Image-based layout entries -

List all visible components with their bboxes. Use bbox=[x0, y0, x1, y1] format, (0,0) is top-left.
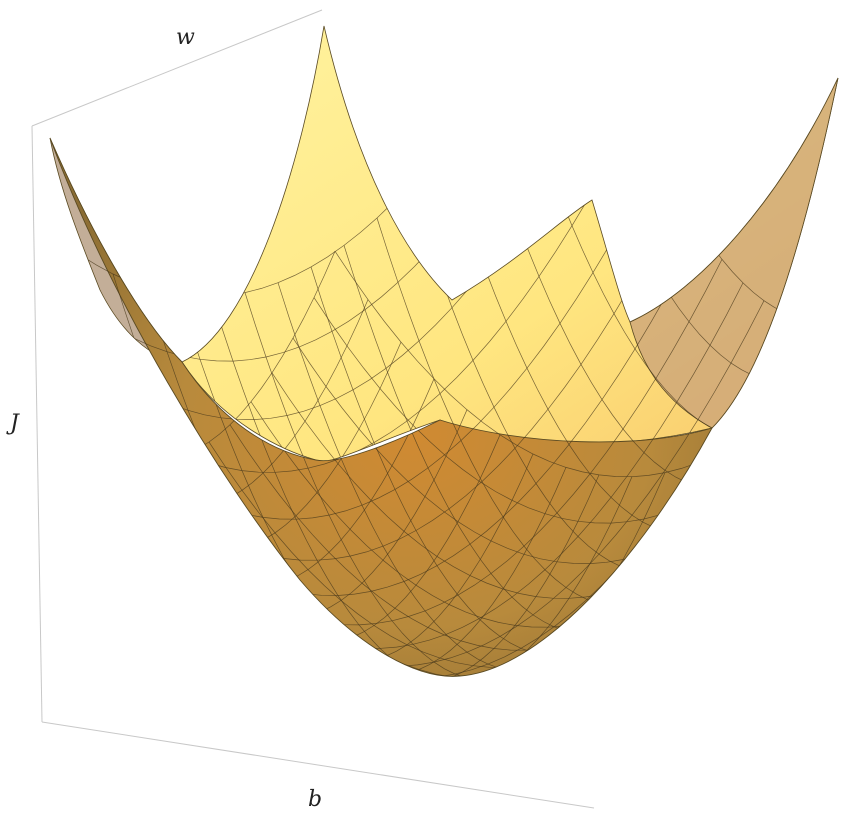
mesh-line-w bbox=[313, 157, 838, 524]
axis-label-b: b bbox=[308, 787, 322, 812]
mesh-line-b bbox=[211, 296, 633, 677]
bounding-box bbox=[31, 9, 595, 809]
box-edge-left bbox=[31, 125, 43, 723]
surface-front-bowl bbox=[49, 137, 713, 677]
box-edge-bottom bbox=[41, 721, 595, 809]
box-edge-back bbox=[31, 9, 323, 127]
axis-label-w: w bbox=[176, 25, 195, 50]
axis-label-j: J bbox=[6, 411, 20, 436]
mesh-line-w bbox=[292, 197, 838, 564]
mesh-line-w bbox=[334, 111, 838, 478]
surface-right-flank bbox=[629, 77, 839, 429]
surface-left-flank bbox=[49, 137, 184, 363]
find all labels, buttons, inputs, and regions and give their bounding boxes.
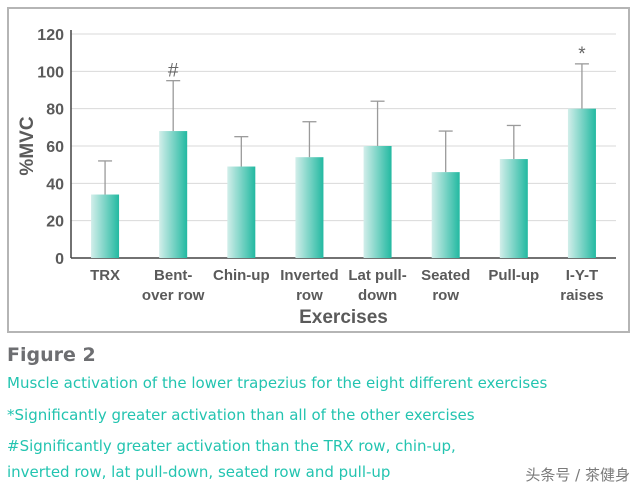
x-tick-label: row xyxy=(432,287,459,304)
x-tick-label: over row xyxy=(142,287,205,304)
bar xyxy=(227,166,256,258)
caption-asterisk-note: *Significantly greater activation than a… xyxy=(7,406,475,424)
y-tick-label: 100 xyxy=(37,64,64,81)
x-tick-label: row xyxy=(296,287,323,304)
caption-hash-note-line-1: #Significantly greater activation than t… xyxy=(7,437,456,455)
y-tick-label: 20 xyxy=(46,214,64,231)
bar xyxy=(159,131,188,258)
bar xyxy=(295,157,324,258)
y-tick-label: 0 xyxy=(55,251,64,268)
significance-marker: * xyxy=(578,44,586,65)
caption-hash-note-line-2: inverted row, lat pull-down, seated row … xyxy=(7,463,391,481)
x-tick-label: Seated xyxy=(421,267,470,284)
bar xyxy=(567,108,596,259)
x-tick-label: Lat pull- xyxy=(348,267,406,284)
x-tick-label: down xyxy=(358,287,397,304)
x-tick-label: TRX xyxy=(90,267,120,284)
bar-chart: 0 20 40 60 80 100 120 TRX # Bent-over row Chin-up I… xyxy=(17,27,616,328)
x-tick-label: I-Y-T xyxy=(566,267,599,284)
significance-marker: # xyxy=(168,61,179,82)
figure-label: Figure 2 xyxy=(7,344,96,366)
x-tick-label: Pull-up xyxy=(488,267,539,284)
bar xyxy=(431,172,460,258)
x-tick-label: Bent- xyxy=(154,267,192,284)
bar xyxy=(499,159,528,258)
y-tick-label: 60 xyxy=(46,139,64,156)
bar xyxy=(363,146,392,258)
y-axis-title: %MVC xyxy=(17,116,38,175)
y-tick-label: 40 xyxy=(46,176,64,193)
bar xyxy=(91,194,120,258)
y-tick-label: 80 xyxy=(46,102,64,119)
x-tick-label: Inverted xyxy=(280,267,338,284)
x-tick-label: Chin-up xyxy=(213,267,270,284)
x-axis-title: Exercises xyxy=(299,307,388,328)
x-tick-label: raises xyxy=(560,287,603,304)
chart-frame: 0 20 40 60 80 100 120 TRX # Bent-over row Chin-up I… xyxy=(7,7,630,333)
caption-description: Muscle activation of the lower trapezius… xyxy=(7,374,548,392)
y-tick-label: 120 xyxy=(37,27,64,44)
watermark: 头条号 / 茶健身 xyxy=(525,466,630,484)
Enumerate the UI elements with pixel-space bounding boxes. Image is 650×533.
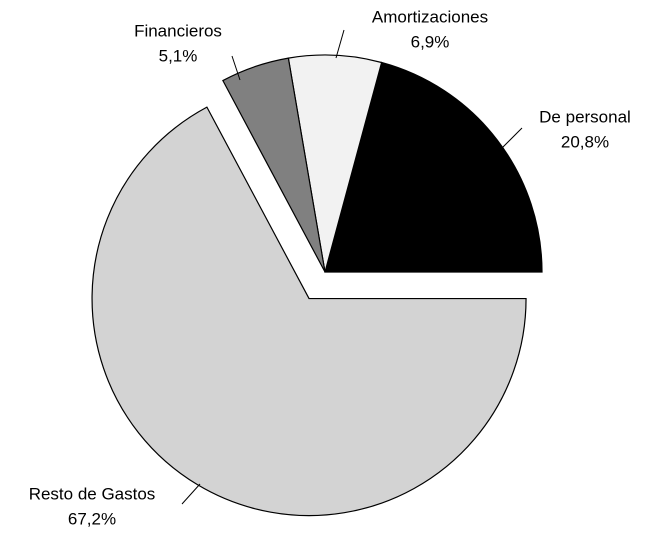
leader-line <box>499 127 523 151</box>
slice-value: 5,1% <box>159 46 198 65</box>
pie-slice <box>324 61 543 273</box>
slice-value: 6,9% <box>411 32 450 51</box>
slice-value: 67,2% <box>68 509 116 528</box>
slice-name: Financieros <box>134 21 222 40</box>
slice-name: De personal <box>539 107 631 126</box>
slice-name: Resto de Gastos <box>29 484 156 503</box>
pie-slice <box>222 57 326 273</box>
slices <box>91 54 543 517</box>
leader-line <box>181 483 201 505</box>
pie-slice <box>91 106 527 517</box>
leader-line <box>231 55 241 81</box>
labels: De personal 20,8% Amortizaciones 6,9% Financ… <box>29 7 631 528</box>
leader-line <box>335 29 345 59</box>
slice-value: 20,8% <box>561 132 609 151</box>
slice-name: Amortizaciones <box>372 7 488 26</box>
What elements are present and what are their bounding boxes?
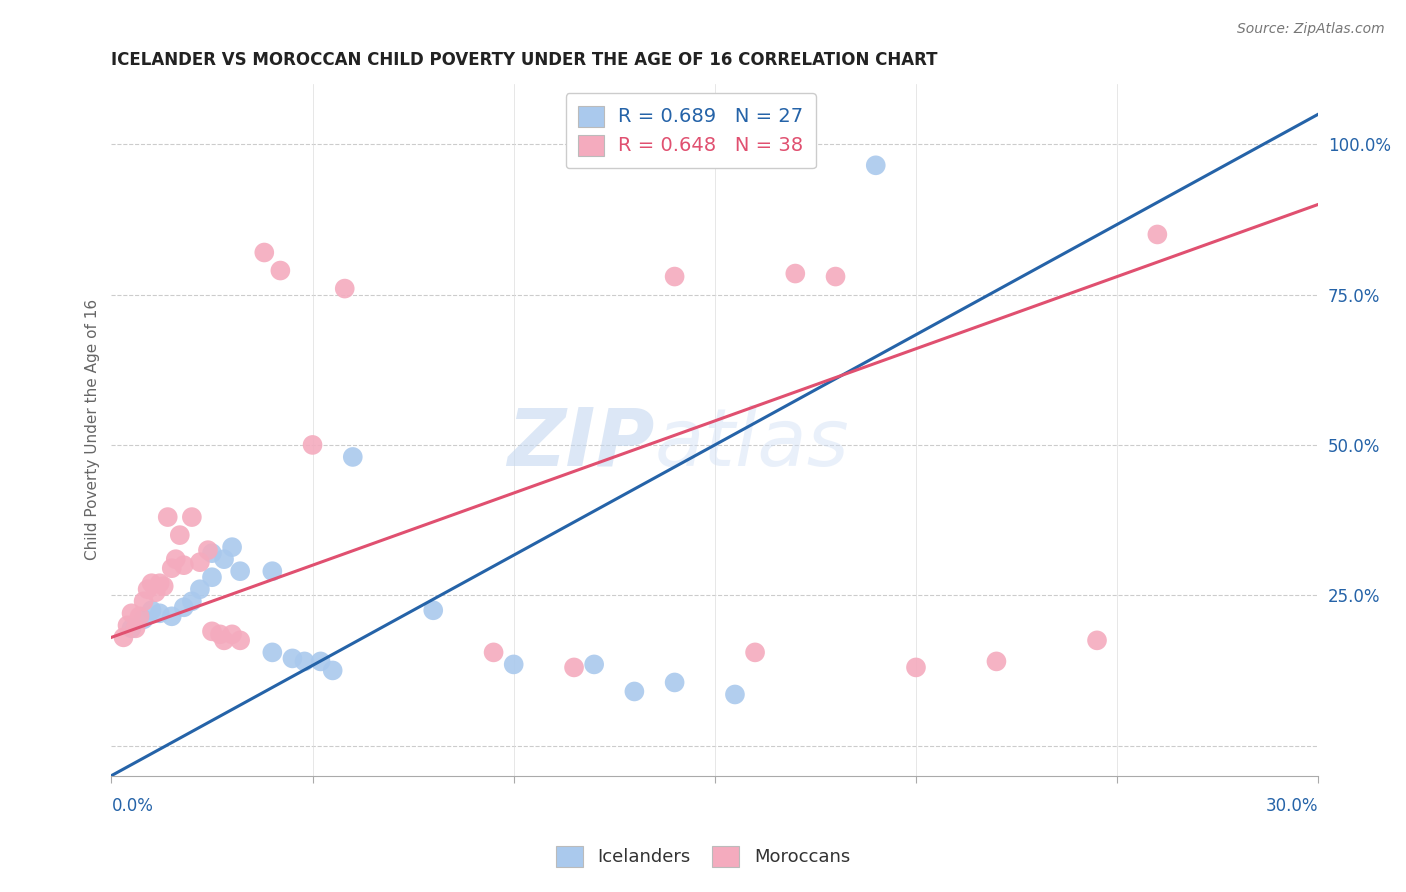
Point (986, 654, 1008, 668)
Point (149, 576, 172, 591)
Text: ICELANDER VS MOROCCAN CHILD POVERTY UNDER THE AGE OF 16 CORRELATION CHART: ICELANDER VS MOROCCAN CHILD POVERTY UNDE… (111, 51, 938, 69)
Point (156, 510, 179, 524)
Point (212, 633, 235, 648)
Point (664, 269, 686, 284)
Point (201, 546, 224, 560)
Point (583, 657, 606, 672)
Point (201, 570, 224, 584)
Point (301, 438, 323, 452)
Point (281, 651, 304, 665)
Point (165, 552, 187, 566)
Point (121, 621, 143, 635)
Point (149, 607, 172, 621)
Point (173, 558, 195, 573)
Point (128, 609, 150, 624)
Point (124, 621, 146, 635)
Point (229, 633, 252, 648)
Text: ZIP: ZIP (508, 405, 655, 483)
Text: Source: ZipAtlas.com: Source: ZipAtlas.com (1237, 22, 1385, 37)
Point (502, 657, 524, 672)
Point (169, 528, 191, 542)
Point (269, 263, 291, 277)
Point (208, 627, 231, 641)
Point (117, 618, 139, 632)
Point (229, 564, 252, 578)
Point (132, 612, 155, 626)
Point (422, 603, 444, 617)
Point (262, 564, 284, 578)
Point (824, 269, 846, 284)
Point (132, 594, 155, 608)
Point (1146, 227, 1168, 242)
Point (333, 282, 356, 296)
Legend: R = 0.689   N = 27, R = 0.648   N = 38: R = 0.689 N = 27, R = 0.648 N = 38 (565, 93, 815, 169)
Text: 0.0%: 0.0% (111, 797, 153, 814)
Point (785, 267, 807, 281)
Point (904, 660, 927, 674)
Point (562, 660, 585, 674)
Point (623, 684, 645, 698)
Point (180, 510, 202, 524)
Point (309, 654, 332, 668)
Point (221, 627, 243, 641)
Point (160, 609, 183, 624)
Point (160, 561, 183, 575)
Point (197, 543, 219, 558)
Point (744, 645, 766, 659)
Point (724, 688, 747, 702)
Point (152, 579, 174, 593)
Point (482, 645, 505, 659)
Point (145, 585, 167, 599)
Point (1085, 633, 1108, 648)
Point (180, 594, 202, 608)
Point (865, 158, 887, 172)
Point (664, 675, 686, 690)
Point (173, 600, 195, 615)
Point (121, 607, 143, 621)
Point (322, 664, 344, 678)
Y-axis label: Child Poverty Under the Age of 16: Child Poverty Under the Age of 16 (86, 300, 100, 560)
Text: 30.0%: 30.0% (1265, 797, 1319, 814)
Point (141, 603, 163, 617)
Point (342, 450, 364, 464)
Point (253, 245, 276, 260)
Point (212, 552, 235, 566)
Legend: Icelanders, Moroccans: Icelanders, Moroccans (548, 838, 858, 874)
Point (221, 540, 243, 554)
Point (188, 582, 211, 597)
Point (112, 631, 135, 645)
Text: atlas: atlas (655, 405, 849, 483)
Point (262, 645, 284, 659)
Point (188, 555, 211, 569)
Point (136, 582, 159, 597)
Point (294, 654, 316, 668)
Point (201, 624, 224, 639)
Point (141, 576, 163, 591)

Task to complete -
Reproduce every item above word for word, leaving out the pictures.

Final result -
List all visible components with their bboxes. Use bbox=[x0, y0, x1, y1] format, (0,0) is top-left.
mesh-line-w bbox=[313, 157, 838, 524]
axis-label-b: b bbox=[308, 787, 322, 812]
mesh-line-b bbox=[211, 296, 633, 677]
bounding-box bbox=[31, 9, 595, 809]
box-edge-left bbox=[31, 125, 43, 723]
surface-front-bowl bbox=[49, 137, 713, 677]
box-edge-bottom bbox=[41, 721, 595, 809]
box-edge-back bbox=[31, 9, 323, 127]
axis-label-w: w bbox=[176, 25, 195, 50]
axis-label-j: J bbox=[6, 411, 20, 436]
mesh-line-w bbox=[292, 197, 838, 564]
mesh-line-w bbox=[334, 111, 838, 478]
surface-right-flank bbox=[629, 77, 839, 429]
surface-left-flank bbox=[49, 137, 184, 363]
find all labels, buttons, inputs, and regions and give their bounding boxes.
x-tick-label: row xyxy=(432,287,459,304)
x-tick-label: over row xyxy=(142,287,205,304)
bar xyxy=(227,166,256,258)
caption-asterisk-note: *Significantly greater activation than a… xyxy=(7,406,475,424)
y-tick-label: 100 xyxy=(37,64,64,81)
x-tick-label: row xyxy=(296,287,323,304)
caption-hash-note-line-1: #Significantly greater activation than t… xyxy=(7,437,456,455)
y-tick-label: 20 xyxy=(46,214,64,231)
bar xyxy=(159,131,188,258)
bar xyxy=(295,157,324,258)
y-tick-label: 0 xyxy=(55,251,64,268)
significance-marker: * xyxy=(578,44,586,65)
caption-hash-note-line-2: inverted row, lat pull-down, seated row … xyxy=(7,463,391,481)
x-tick-label: Seated xyxy=(421,267,470,284)
bar xyxy=(567,108,596,259)
x-tick-label: Lat pull- xyxy=(348,267,406,284)
x-tick-label: down xyxy=(358,287,397,304)
x-tick-label: TRX xyxy=(90,267,120,284)
bar-chart: 0 20 40 60 80 100 120 TRX # Bent-over row Chin-up I… xyxy=(17,27,616,328)
x-tick-label: I-Y-T xyxy=(566,267,599,284)
significance-marker: # xyxy=(168,61,179,82)
figure-label: Figure 2 xyxy=(7,344,96,366)
x-tick-label: Pull-up xyxy=(488,267,539,284)
bar xyxy=(431,172,460,258)
x-tick-label: Bent- xyxy=(154,267,192,284)
bar xyxy=(499,159,528,258)
y-tick-label: 60 xyxy=(46,139,64,156)
bar xyxy=(363,146,392,258)
y-axis-title: %MVC xyxy=(17,116,38,175)
y-tick-label: 40 xyxy=(46,176,64,193)
bar xyxy=(91,194,120,258)
y-tick-label: 80 xyxy=(46,102,64,119)
x-tick-label: Inverted xyxy=(280,267,338,284)
x-tick-label: Chin-up xyxy=(213,267,270,284)
x-axis-title: Exercises xyxy=(299,307,388,328)
x-tick-label: raises xyxy=(560,287,603,304)
chart-frame: 0 20 40 60 80 100 120 TRX # Bent-over row Chin-up I… xyxy=(7,7,630,333)
caption-description: Muscle activation of the lower trapezius… xyxy=(7,374,548,392)
y-tick-label: 120 xyxy=(37,27,64,44)
watermark: 头条号 / 茶健身 xyxy=(525,466,630,484)
Enumerate the UI elements with pixel-space bounding boxes. Image is 650×533.
leader-line <box>499 127 523 151</box>
slice-value: 5,1% <box>159 46 198 65</box>
pie-slice <box>324 61 543 273</box>
slice-value: 6,9% <box>411 32 450 51</box>
slice-value: 67,2% <box>68 509 116 528</box>
slice-name: Financieros <box>134 21 222 40</box>
slice-name: De personal <box>539 107 631 126</box>
slice-name: Resto de Gastos <box>29 484 156 503</box>
pie-slice <box>222 57 326 273</box>
slices <box>91 54 543 517</box>
leader-line <box>181 483 201 505</box>
pie-slice <box>91 106 527 517</box>
leader-line <box>231 55 241 81</box>
labels: De personal 20,8% Amortizaciones 6,9% Financ… <box>29 7 631 528</box>
leader-line <box>335 29 345 59</box>
slice-value: 20,8% <box>561 132 609 151</box>
slice-name: Amortizaciones <box>372 7 488 26</box>
What elements are present and what are their bounding boxes?
Point (986, 654, 1008, 668)
Point (149, 576, 172, 591)
Text: ICELANDER VS MOROCCAN CHILD POVERTY UNDER THE AGE OF 16 CORRELATION CHART: ICELANDER VS MOROCCAN CHILD POVERTY UNDE… (111, 51, 938, 69)
Point (156, 510, 179, 524)
Point (212, 633, 235, 648)
Point (664, 269, 686, 284)
Point (201, 546, 224, 560)
Point (583, 657, 606, 672)
Point (201, 570, 224, 584)
Point (301, 438, 323, 452)
Point (281, 651, 304, 665)
Point (165, 552, 187, 566)
Point (121, 621, 143, 635)
Point (149, 607, 172, 621)
Point (173, 558, 195, 573)
Point (128, 609, 150, 624)
Point (124, 621, 146, 635)
Point (229, 633, 252, 648)
Text: ZIP: ZIP (508, 405, 655, 483)
Text: Source: ZipAtlas.com: Source: ZipAtlas.com (1237, 22, 1385, 37)
Point (502, 657, 524, 672)
Point (169, 528, 191, 542)
Point (269, 263, 291, 277)
Point (208, 627, 231, 641)
Point (117, 618, 139, 632)
Point (229, 564, 252, 578)
Point (132, 612, 155, 626)
Point (422, 603, 444, 617)
Point (262, 564, 284, 578)
Point (824, 269, 846, 284)
Point (132, 594, 155, 608)
Point (1146, 227, 1168, 242)
Point (333, 282, 356, 296)
Legend: R = 0.689   N = 27, R = 0.648   N = 38: R = 0.689 N = 27, R = 0.648 N = 38 (565, 93, 815, 169)
Text: 0.0%: 0.0% (111, 797, 153, 814)
Point (785, 267, 807, 281)
Point (904, 660, 927, 674)
Point (562, 660, 585, 674)
Point (623, 684, 645, 698)
Point (180, 510, 202, 524)
Point (309, 654, 332, 668)
Point (221, 627, 243, 641)
Point (160, 609, 183, 624)
Point (160, 561, 183, 575)
Point (197, 543, 219, 558)
Point (744, 645, 766, 659)
Point (724, 688, 747, 702)
Point (152, 579, 174, 593)
Point (482, 645, 505, 659)
Point (145, 585, 167, 599)
Point (1085, 633, 1108, 648)
Point (180, 594, 202, 608)
Point (865, 158, 887, 172)
Point (664, 675, 686, 690)
Point (173, 600, 195, 615)
Point (121, 607, 143, 621)
Point (322, 664, 344, 678)
Y-axis label: Child Poverty Under the Age of 16: Child Poverty Under the Age of 16 (86, 300, 100, 560)
Text: 30.0%: 30.0% (1265, 797, 1319, 814)
Point (141, 603, 163, 617)
Point (342, 450, 364, 464)
Point (253, 245, 276, 260)
Point (212, 552, 235, 566)
Legend: Icelanders, Moroccans: Icelanders, Moroccans (548, 838, 858, 874)
Point (221, 540, 243, 554)
Point (188, 582, 211, 597)
Point (112, 631, 135, 645)
Text: atlas: atlas (655, 405, 849, 483)
Point (262, 645, 284, 659)
Point (188, 555, 211, 569)
Point (136, 582, 159, 597)
Point (294, 654, 316, 668)
Point (201, 624, 224, 639)
Point (141, 576, 163, 591)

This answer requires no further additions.